**WHAT YOU NEED TO DO**
Leave out the pictures and copy each record below exactly.

[Stored entries]
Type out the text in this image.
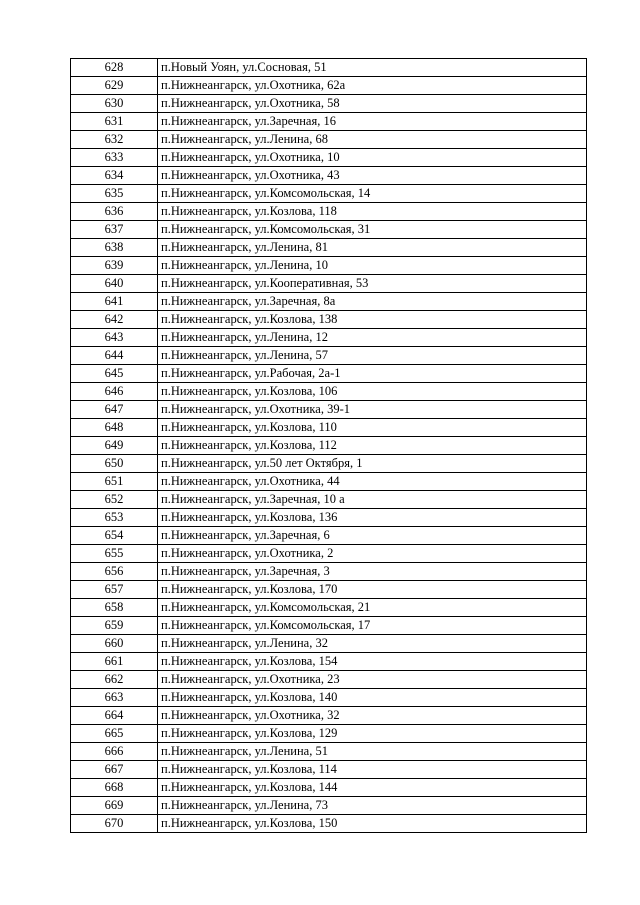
628	п.Новый Уоян, ул.Сосновая, 51
629	п.Нижнеангарск, ул.Охотника, 62а
630	п.Нижнеангарск, ул.Охотника, 58
631	п.Нижнеангарск, ул.Заречная, 16
632	п.Нижнеангарск, ул.Ленина, 68
633	п.Нижнеангарск, ул.Охотника, 10
634	п.Нижнеангарск, ул.Охотника, 43
635	п.Нижнеангарск, ул.Комсомольская, 14
636	п.Нижнеангарск, ул.Козлова, 118
637	п.Нижнеангарск, ул.Комсомольская, 31
638	п.Нижнеангарск, ул.Ленина, 81
639	п.Нижнеангарск, ул.Ленина, 10
640	п.Нижнеангарск, ул.Кооперативная, 53
641	п.Нижнеангарск, ул.Заречная, 8а
642	п.Нижнеангарск, ул.Козлова, 138
643	п.Нижнеангарск, ул.Ленина, 12
644	п.Нижнеангарск, ул.Ленина, 57
645	п.Нижнеангарск, ул.Рабочая, 2а-1
646	п.Нижнеангарск, ул.Козлова, 106
647	п.Нижнеангарск, ул.Охотника, 39-1
648	п.Нижнеангарск, ул.Козлова, 110
649	п.Нижнеангарск, ул.Козлова, 112
650	п.Нижнеангарск, ул.50 лет Октября, 1
651	п.Нижнеангарск, ул.Охотника, 44
652	п.Нижнеангарск, ул.Заречная, 10 а
653	п.Нижнеангарск, ул.Козлова, 136
654	п.Нижнеангарск, ул.Заречная, 6
655	п.Нижнеангарск, ул.Охотника, 2
656	п.Нижнеангарск, ул.Заречная, 3
657	п.Нижнеангарск, ул.Козлова, 170
658	п.Нижнеангарск, ул.Комсомольская, 21
659	п.Нижнеангарск, ул.Комсомольская, 17
660	п.Нижнеангарск, ул.Ленина, 32
661	п.Нижнеангарск, ул.Козлова, 154
662	п.Нижнеангарск, ул.Охотника, 23
663	п.Нижнеангарск, ул.Козлова, 140
664	п.Нижнеангарск, ул.Охотника, 32
665	п.Нижнеангарск, ул.Козлова, 129
666	п.Нижнеангарск, ул.Ленина, 51
667	п.Нижнеангарск, ул.Козлова, 114
668	п.Нижнеангарск, ул.Козлова, 144
669	п.Нижнеангарск, ул.Ленина, 73
670	п.Нижнеангарск, ул.Козлова, 150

**TASK RESPONSE**
Type out the text in this image.
628	п.Новый Уоян, ул.Сосновая, 51
629	п.Нижнеангарск, ул.Охотника, 62а
630	п.Нижнеангарск, ул.Охотника, 58
631	п.Нижнеангарск, ул.Заречная, 16
632	п.Нижнеангарск, ул.Ленина, 68
633	п.Нижнеангарск, ул.Охотника, 10
634	п.Нижнеангарск, ул.Охотника, 43
635	п.Нижнеангарск, ул.Комсомольская, 14
636	п.Нижнеангарск, ул.Козлова, 118
637	п.Нижнеангарск, ул.Комсомольская, 31
638	п.Нижнеангарск, ул.Ленина, 81
639	п.Нижнеангарск, ул.Ленина, 10
640	п.Нижнеангарск, ул.Кооперативная, 53
641	п.Нижнеангарск, ул.Заречная, 8а
642	п.Нижнеангарск, ул.Козлова, 138
643	п.Нижнеангарск, ул.Ленина, 12
644	п.Нижнеангарск, ул.Ленина, 57
645	п.Нижнеангарск, ул.Рабочая, 2а-1
646	п.Нижнеангарск, ул.Козлова, 106
647	п.Нижнеангарск, ул.Охотника, 39-1
648	п.Нижнеангарск, ул.Козлова, 110
649	п.Нижнеангарск, ул.Козлова, 112
650	п.Нижнеангарск, ул.50 лет Октября, 1
651	п.Нижнеангарск, ул.Охотника, 44
652	п.Нижнеангарск, ул.Заречная, 10 а
653	п.Нижнеангарск, ул.Козлова, 136
654	п.Нижнеангарск, ул.Заречная, 6
655	п.Нижнеангарск, ул.Охотника, 2
656	п.Нижнеангарск, ул.Заречная, 3
657	п.Нижнеангарск, ул.Козлова, 170
658	п.Нижнеангарск, ул.Комсомольская, 21
659	п.Нижнеангарск, ул.Комсомольская, 17
660	п.Нижнеангарск, ул.Ленина, 32
661	п.Нижнеангарск, ул.Козлова, 154
662	п.Нижнеангарск, ул.Охотника, 23
663	п.Нижнеангарск, ул.Козлова, 140
664	п.Нижнеангарск, ул.Охотника, 32
665	п.Нижнеангарск, ул.Козлова, 129
666	п.Нижнеангарск, ул.Ленина, 51
667	п.Нижнеангарск, ул.Козлова, 114
668	п.Нижнеангарск, ул.Козлова, 144
669	п.Нижнеангарск, ул.Ленина, 73
670	п.Нижнеангарск, ул.Козлова, 150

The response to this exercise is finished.